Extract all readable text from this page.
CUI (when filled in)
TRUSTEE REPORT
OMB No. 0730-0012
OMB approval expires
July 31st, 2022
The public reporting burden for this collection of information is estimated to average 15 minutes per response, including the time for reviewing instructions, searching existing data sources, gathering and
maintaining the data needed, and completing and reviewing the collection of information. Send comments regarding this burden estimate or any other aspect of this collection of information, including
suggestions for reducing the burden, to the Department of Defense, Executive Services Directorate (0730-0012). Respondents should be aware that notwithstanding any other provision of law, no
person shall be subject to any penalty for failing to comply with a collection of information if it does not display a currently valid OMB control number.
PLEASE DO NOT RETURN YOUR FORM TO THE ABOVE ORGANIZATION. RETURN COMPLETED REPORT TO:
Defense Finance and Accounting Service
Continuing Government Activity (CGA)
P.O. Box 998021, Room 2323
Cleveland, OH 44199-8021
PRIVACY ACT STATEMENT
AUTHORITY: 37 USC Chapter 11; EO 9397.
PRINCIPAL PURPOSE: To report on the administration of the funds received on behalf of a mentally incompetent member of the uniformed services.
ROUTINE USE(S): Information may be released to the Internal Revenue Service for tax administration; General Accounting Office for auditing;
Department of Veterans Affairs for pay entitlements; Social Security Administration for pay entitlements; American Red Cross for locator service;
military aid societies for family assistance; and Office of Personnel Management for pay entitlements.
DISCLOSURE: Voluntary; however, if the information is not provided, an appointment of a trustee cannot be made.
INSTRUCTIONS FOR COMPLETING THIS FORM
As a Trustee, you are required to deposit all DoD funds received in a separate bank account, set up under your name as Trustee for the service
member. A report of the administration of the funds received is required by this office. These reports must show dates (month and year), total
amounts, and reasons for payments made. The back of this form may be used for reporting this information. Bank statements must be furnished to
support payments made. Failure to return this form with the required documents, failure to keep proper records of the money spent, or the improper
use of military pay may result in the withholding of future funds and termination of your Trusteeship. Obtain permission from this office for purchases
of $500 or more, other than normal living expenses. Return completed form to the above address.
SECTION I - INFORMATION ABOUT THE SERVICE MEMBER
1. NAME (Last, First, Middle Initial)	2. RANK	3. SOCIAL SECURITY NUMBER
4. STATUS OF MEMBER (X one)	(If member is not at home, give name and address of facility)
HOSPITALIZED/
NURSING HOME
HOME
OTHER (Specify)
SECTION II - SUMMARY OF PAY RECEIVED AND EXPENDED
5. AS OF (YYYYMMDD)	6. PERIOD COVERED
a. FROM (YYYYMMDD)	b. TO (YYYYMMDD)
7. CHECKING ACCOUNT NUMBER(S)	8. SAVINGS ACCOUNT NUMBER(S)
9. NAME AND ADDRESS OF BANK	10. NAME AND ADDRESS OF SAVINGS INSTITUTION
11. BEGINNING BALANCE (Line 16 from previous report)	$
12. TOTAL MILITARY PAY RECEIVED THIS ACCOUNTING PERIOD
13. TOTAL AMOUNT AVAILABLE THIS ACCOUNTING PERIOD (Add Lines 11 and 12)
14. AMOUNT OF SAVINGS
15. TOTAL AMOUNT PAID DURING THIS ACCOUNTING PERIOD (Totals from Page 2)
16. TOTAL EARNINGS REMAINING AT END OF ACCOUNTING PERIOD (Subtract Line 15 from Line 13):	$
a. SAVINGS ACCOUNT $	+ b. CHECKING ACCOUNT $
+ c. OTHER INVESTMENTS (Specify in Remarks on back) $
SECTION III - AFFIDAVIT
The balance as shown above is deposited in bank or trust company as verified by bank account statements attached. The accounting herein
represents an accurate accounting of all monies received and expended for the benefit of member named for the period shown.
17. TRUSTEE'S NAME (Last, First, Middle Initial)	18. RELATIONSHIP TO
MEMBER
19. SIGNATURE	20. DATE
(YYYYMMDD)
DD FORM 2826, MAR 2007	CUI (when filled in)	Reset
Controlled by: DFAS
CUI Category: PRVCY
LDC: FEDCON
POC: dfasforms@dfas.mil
──────────
_THE TASK_.
How many lines in these entries hold the string "including"? Answer with the number alone.

_THE RESULT_.
2